— BEGIN Dataset records —

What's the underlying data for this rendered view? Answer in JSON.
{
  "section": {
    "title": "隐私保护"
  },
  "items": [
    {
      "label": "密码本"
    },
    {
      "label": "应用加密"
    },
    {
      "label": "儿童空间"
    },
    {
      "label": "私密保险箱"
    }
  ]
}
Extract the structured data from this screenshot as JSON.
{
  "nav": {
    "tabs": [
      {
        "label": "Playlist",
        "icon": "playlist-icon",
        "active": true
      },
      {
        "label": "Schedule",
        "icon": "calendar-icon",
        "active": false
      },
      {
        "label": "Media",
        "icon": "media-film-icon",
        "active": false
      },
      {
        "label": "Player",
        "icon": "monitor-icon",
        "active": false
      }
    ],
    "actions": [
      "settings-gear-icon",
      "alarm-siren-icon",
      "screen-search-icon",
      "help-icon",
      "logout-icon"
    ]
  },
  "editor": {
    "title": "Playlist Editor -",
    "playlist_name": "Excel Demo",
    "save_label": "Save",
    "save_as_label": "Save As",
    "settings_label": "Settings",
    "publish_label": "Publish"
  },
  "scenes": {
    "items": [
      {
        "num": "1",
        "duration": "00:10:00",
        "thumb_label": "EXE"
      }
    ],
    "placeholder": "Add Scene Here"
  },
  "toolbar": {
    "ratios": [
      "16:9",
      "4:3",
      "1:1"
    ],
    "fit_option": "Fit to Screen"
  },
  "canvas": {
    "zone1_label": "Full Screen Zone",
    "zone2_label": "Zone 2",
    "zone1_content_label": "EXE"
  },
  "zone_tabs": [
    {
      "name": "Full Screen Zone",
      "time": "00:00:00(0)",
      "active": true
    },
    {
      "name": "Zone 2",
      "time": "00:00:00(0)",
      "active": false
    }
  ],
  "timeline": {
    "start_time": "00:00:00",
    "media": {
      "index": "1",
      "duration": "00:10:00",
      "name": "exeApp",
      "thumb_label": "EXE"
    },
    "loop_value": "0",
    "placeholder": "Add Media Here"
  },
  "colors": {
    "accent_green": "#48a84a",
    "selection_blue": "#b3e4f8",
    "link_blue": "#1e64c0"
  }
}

— END Dataset records —

Aim of the task: Pull out every line of the records above that contains the word "Save".

Written response:
    "save_label": "Save",
    "save_as_label": "Save As",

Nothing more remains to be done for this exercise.